── Material for this task ──

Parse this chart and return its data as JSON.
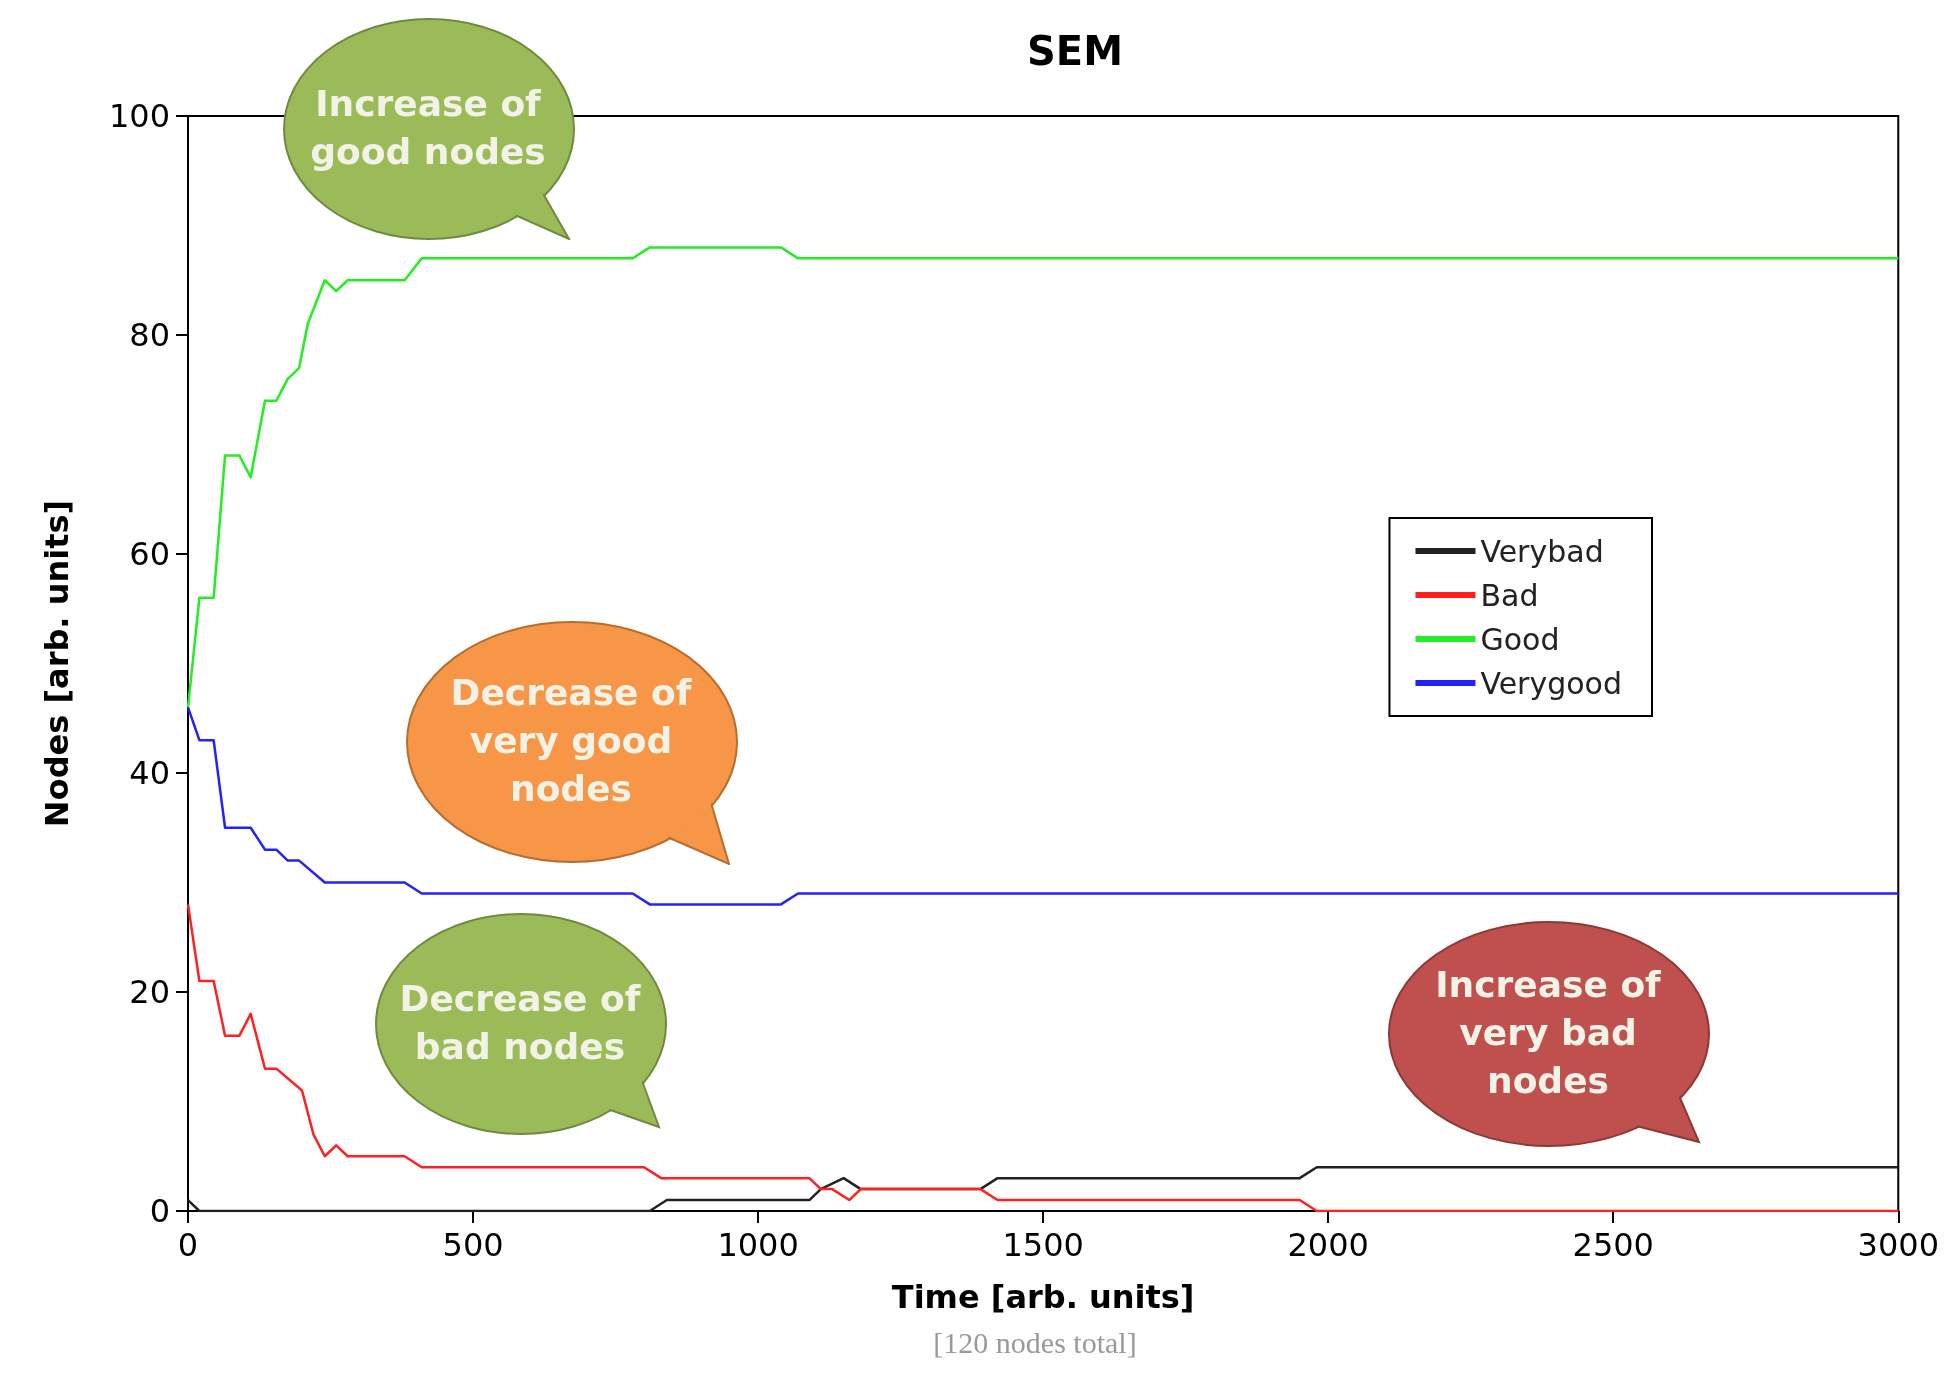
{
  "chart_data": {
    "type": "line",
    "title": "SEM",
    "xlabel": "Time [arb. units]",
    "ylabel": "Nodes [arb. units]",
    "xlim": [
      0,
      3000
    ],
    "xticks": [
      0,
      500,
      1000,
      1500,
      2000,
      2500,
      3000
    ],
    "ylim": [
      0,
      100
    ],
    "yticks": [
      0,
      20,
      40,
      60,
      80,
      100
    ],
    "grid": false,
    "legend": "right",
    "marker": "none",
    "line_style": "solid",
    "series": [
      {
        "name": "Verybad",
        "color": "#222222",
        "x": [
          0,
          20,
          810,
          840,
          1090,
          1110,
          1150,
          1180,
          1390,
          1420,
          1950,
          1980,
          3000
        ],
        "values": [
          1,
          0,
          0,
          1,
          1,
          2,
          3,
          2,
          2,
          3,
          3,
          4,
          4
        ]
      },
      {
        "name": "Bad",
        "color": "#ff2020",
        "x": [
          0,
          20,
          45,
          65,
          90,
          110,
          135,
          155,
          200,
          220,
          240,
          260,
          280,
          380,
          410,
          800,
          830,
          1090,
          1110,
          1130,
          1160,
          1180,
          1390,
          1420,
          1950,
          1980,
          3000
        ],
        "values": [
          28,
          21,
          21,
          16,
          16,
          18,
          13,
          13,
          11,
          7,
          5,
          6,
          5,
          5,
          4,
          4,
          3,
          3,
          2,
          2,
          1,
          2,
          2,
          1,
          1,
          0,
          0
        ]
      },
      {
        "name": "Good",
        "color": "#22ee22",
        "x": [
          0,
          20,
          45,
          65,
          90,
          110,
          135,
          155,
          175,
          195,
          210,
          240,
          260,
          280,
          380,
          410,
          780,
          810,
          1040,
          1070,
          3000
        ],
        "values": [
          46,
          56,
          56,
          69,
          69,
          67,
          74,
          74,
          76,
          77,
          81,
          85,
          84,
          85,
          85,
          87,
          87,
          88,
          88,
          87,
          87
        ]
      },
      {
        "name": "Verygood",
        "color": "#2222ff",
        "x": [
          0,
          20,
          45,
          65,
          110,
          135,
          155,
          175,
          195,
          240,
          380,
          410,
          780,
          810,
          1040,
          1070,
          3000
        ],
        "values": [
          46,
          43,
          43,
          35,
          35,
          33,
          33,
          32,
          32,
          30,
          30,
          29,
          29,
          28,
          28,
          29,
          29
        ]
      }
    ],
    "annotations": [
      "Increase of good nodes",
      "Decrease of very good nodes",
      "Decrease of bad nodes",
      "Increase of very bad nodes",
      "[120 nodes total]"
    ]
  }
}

───
── Material for this task ──

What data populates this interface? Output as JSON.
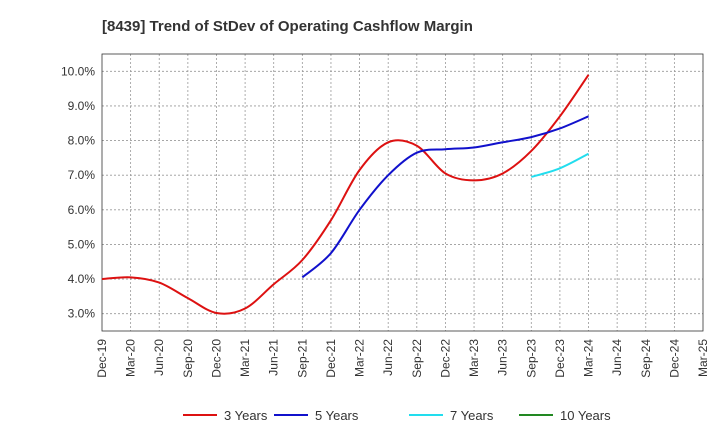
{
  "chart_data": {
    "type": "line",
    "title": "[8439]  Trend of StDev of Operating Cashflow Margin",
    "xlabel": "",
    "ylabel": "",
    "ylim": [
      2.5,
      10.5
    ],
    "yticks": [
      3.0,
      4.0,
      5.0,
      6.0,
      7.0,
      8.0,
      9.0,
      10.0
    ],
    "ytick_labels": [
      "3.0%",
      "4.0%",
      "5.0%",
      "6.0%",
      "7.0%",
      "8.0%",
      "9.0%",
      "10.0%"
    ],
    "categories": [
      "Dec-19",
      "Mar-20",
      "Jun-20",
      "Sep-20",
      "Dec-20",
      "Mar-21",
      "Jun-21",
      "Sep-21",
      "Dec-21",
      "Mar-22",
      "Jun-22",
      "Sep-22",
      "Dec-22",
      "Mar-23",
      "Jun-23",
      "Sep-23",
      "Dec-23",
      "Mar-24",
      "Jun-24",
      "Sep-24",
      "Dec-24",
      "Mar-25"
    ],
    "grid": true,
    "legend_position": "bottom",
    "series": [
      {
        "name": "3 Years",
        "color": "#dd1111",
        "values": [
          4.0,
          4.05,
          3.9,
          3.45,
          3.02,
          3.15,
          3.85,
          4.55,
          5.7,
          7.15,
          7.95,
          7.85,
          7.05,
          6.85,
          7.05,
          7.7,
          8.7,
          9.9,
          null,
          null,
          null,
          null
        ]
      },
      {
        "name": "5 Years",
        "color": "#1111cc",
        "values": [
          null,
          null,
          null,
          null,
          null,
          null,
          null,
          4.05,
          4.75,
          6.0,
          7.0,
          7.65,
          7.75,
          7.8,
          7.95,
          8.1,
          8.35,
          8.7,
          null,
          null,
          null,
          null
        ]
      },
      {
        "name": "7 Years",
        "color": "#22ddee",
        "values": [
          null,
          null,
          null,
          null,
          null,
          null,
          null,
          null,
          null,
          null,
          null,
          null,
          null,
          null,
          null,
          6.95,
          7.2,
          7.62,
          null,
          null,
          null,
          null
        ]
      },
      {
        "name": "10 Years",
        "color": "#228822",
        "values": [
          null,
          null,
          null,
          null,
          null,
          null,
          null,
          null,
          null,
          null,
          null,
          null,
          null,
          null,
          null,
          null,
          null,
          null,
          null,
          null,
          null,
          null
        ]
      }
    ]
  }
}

───

Show every line in the records above that contains the word "JSON".

**Response below**
Parse this chart and return its data as JSON.
What data populates this interface? Output as JSON.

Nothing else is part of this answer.